[Data entries]
* Begin *
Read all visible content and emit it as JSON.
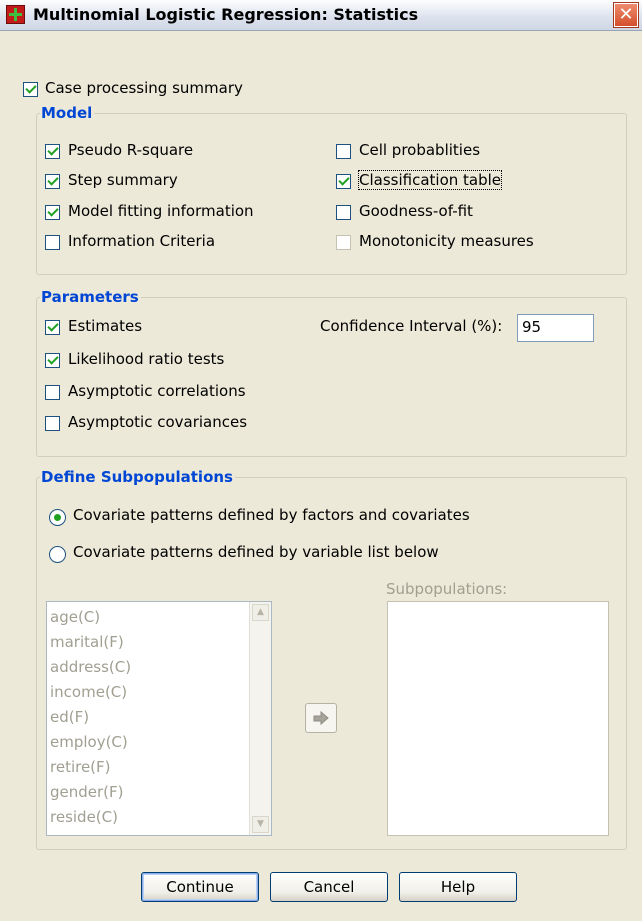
{
  "window": {
    "title": "Multinomial Logistic Regression: Statistics",
    "close_symbol": "✕"
  },
  "case_processing": {
    "label": "Case processing summary",
    "checked": true
  },
  "model": {
    "title": "Model",
    "left": [
      {
        "label": "Pseudo R-square",
        "checked": true
      },
      {
        "label": "Step summary",
        "checked": true
      },
      {
        "label": "Model fitting information",
        "checked": true
      },
      {
        "label": "Information Criteria",
        "checked": false
      }
    ],
    "right": [
      {
        "label": "Cell probablities",
        "checked": false,
        "enabled": true
      },
      {
        "label": "Classification table",
        "checked": true,
        "enabled": true
      },
      {
        "label": "Goodness-of-fit",
        "checked": false,
        "enabled": true
      },
      {
        "label": "Monotonicity measures",
        "checked": false,
        "enabled": false
      }
    ]
  },
  "parameters": {
    "title": "Parameters",
    "items": [
      {
        "label": "Estimates",
        "checked": true
      },
      {
        "label": "Likelihood ratio tests",
        "checked": true
      },
      {
        "label": "Asymptotic correlations",
        "checked": false
      },
      {
        "label": "Asymptotic covariances",
        "checked": false
      }
    ],
    "confidence_label": "Confidence Interval (%):",
    "confidence_value": "95"
  },
  "subpopulations": {
    "title": "Define Subpopulations",
    "radio_factors": {
      "label": "Covariate patterns defined by factors and covariates",
      "selected": true
    },
    "radio_varlist": {
      "label": "Covariate patterns defined by variable list below",
      "selected": false
    },
    "variables": [
      "age(C)",
      "marital(F)",
      "address(C)",
      "income(C)",
      "ed(F)",
      "employ(C)",
      "retire(F)",
      "gender(F)",
      "reside(C)"
    ],
    "subpop_label": "Subpopulations:",
    "subpop_items": []
  },
  "buttons": {
    "continue": "Continue",
    "cancel": "Cancel",
    "help": "Help"
  },
  "colors": {
    "dialog_bg": "#ece9d8",
    "group_title": "#0046d5",
    "checkmark": "#21a121",
    "disabled_text": "#a19f92"
  },
  "icons": {
    "app": "spss-dialog-icon",
    "close": "close-icon",
    "move_arrow": "right-arrow-icon"
  }
}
* End *
■ WRITTEN REQUEST
Pictures are excluded; repeat every record exactly.

■ TASK RESULT
Read all visible content and emit it as JSON.
{
  "window": {
    "title": "Multinomial Logistic Regression: Statistics",
    "close_symbol": "✕"
  },
  "case_processing": {
    "label": "Case processing summary",
    "checked": true
  },
  "model": {
    "title": "Model",
    "left": [
      {
        "label": "Pseudo R-square",
        "checked": true
      },
      {
        "label": "Step summary",
        "checked": true
      },
      {
        "label": "Model fitting information",
        "checked": true
      },
      {
        "label": "Information Criteria",
        "checked": false
      }
    ],
    "right": [
      {
        "label": "Cell probablities",
        "checked": false,
        "enabled": true
      },
      {
        "label": "Classification table",
        "checked": true,
        "enabled": true
      },
      {
        "label": "Goodness-of-fit",
        "checked": false,
        "enabled": true
      },
      {
        "label": "Monotonicity measures",
        "checked": false,
        "enabled": false
      }
    ]
  },
  "parameters": {
    "title": "Parameters",
    "items": [
      {
        "label": "Estimates",
        "checked": true
      },
      {
        "label": "Likelihood ratio tests",
        "checked": true
      },
      {
        "label": "Asymptotic correlations",
        "checked": false
      },
      {
        "label": "Asymptotic covariances",
        "checked": false
      }
    ],
    "confidence_label": "Confidence Interval (%):",
    "confidence_value": "95"
  },
  "subpopulations": {
    "title": "Define Subpopulations",
    "radio_factors": {
      "label": "Covariate patterns defined by factors and covariates",
      "selected": true
    },
    "radio_varlist": {
      "label": "Covariate patterns defined by variable list below",
      "selected": false
    },
    "variables": [
      "age(C)",
      "marital(F)",
      "address(C)",
      "income(C)",
      "ed(F)",
      "employ(C)",
      "retire(F)",
      "gender(F)",
      "reside(C)"
    ],
    "subpop_label": "Subpopulations:",
    "subpop_items": []
  },
  "buttons": {
    "continue": "Continue",
    "cancel": "Cancel",
    "help": "Help"
  },
  "colors": {
    "dialog_bg": "#ece9d8",
    "group_title": "#0046d5",
    "checkmark": "#21a121",
    "disabled_text": "#a19f92"
  },
  "icons": {
    "app": "spss-dialog-icon",
    "close": "close-icon",
    "move_arrow": "right-arrow-icon"
  }
}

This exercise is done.